DO THIS –
Below are the records; reproduce all of them exactly but without any images.

MATERIALS PROVIDED –
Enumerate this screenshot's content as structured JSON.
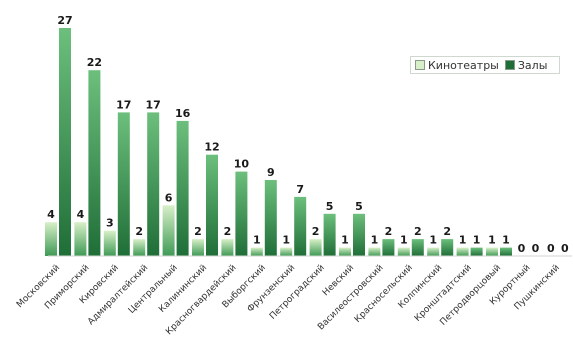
{
  "chart_data": {
    "type": "bar",
    "title": "",
    "xlabel": "",
    "ylabel": "",
    "ylim": [
      0,
      27
    ],
    "grid": false,
    "legend_position": "top-right",
    "categories": [
      "Московский",
      "Приморский",
      "Кировский",
      "Адмиралтейский",
      "Центральный",
      "Калининский",
      "Красногвардейский",
      "Выборгский",
      "Фрунзенский",
      "Петроградский",
      "Невский",
      "Василеостровский",
      "Красносельский",
      "Колпинский",
      "Кронштадтский",
      "Петродворцовый",
      "Курортный",
      "Пушкинский"
    ],
    "series": [
      {
        "name": "Кинотеатры",
        "values": [
          4,
          4,
          3,
          2,
          6,
          2,
          2,
          1,
          1,
          2,
          1,
          1,
          1,
          1,
          1,
          1,
          0,
          0
        ]
      },
      {
        "name": "Залы",
        "values": [
          27,
          22,
          17,
          17,
          16,
          12,
          10,
          9,
          7,
          5,
          5,
          2,
          2,
          2,
          1,
          1,
          0,
          0
        ]
      }
    ],
    "colors": {
      "cinemas_top": "#d8f0c8",
      "cinemas_bottom": "#3e9a55",
      "halls_top": "#6cbf7c",
      "halls_bottom": "#1f6e38",
      "label": "#1a1a1a"
    }
  }
}
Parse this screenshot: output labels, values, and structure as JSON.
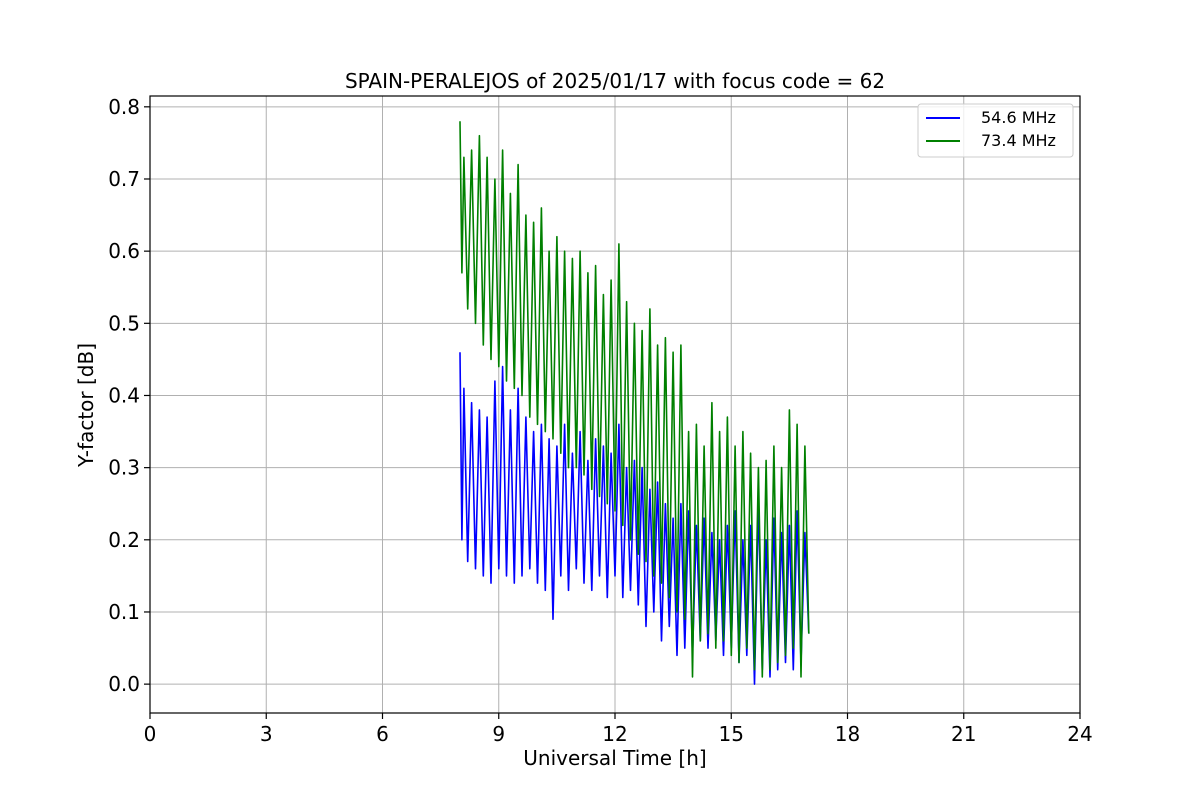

EXERCISE OUTPUT –
Enumerate this screenshot's content as structured JSON.
{
  "chart_data": {
    "type": "bar",
    "title": "",
    "xlabel": "",
    "ylabel": "",
    "ylim": [
      0,
      27
    ],
    "grid": false,
    "legend_position": "top-right",
    "categories": [
      "Московский",
      "Приморский",
      "Кировский",
      "Адмиралтейский",
      "Центральный",
      "Калининский",
      "Красногвардейский",
      "Выборгский",
      "Фрунзенский",
      "Петроградский",
      "Невский",
      "Василеостровский",
      "Красносельский",
      "Колпинский",
      "Кронштадтский",
      "Петродворцовый",
      "Курортный",
      "Пушкинский"
    ],
    "series": [
      {
        "name": "Кинотеатры",
        "values": [
          4,
          4,
          3,
          2,
          6,
          2,
          2,
          1,
          1,
          2,
          1,
          1,
          1,
          1,
          1,
          1,
          0,
          0
        ]
      },
      {
        "name": "Залы",
        "values": [
          27,
          22,
          17,
          17,
          16,
          12,
          10,
          9,
          7,
          5,
          5,
          2,
          2,
          2,
          1,
          1,
          0,
          0
        ]
      }
    ],
    "colors": {
      "cinemas_top": "#d8f0c8",
      "cinemas_bottom": "#3e9a55",
      "halls_top": "#6cbf7c",
      "halls_bottom": "#1f6e38",
      "label": "#1a1a1a"
    }
  }
}
Parse this screenshot: output labels, values, and structure as JSON.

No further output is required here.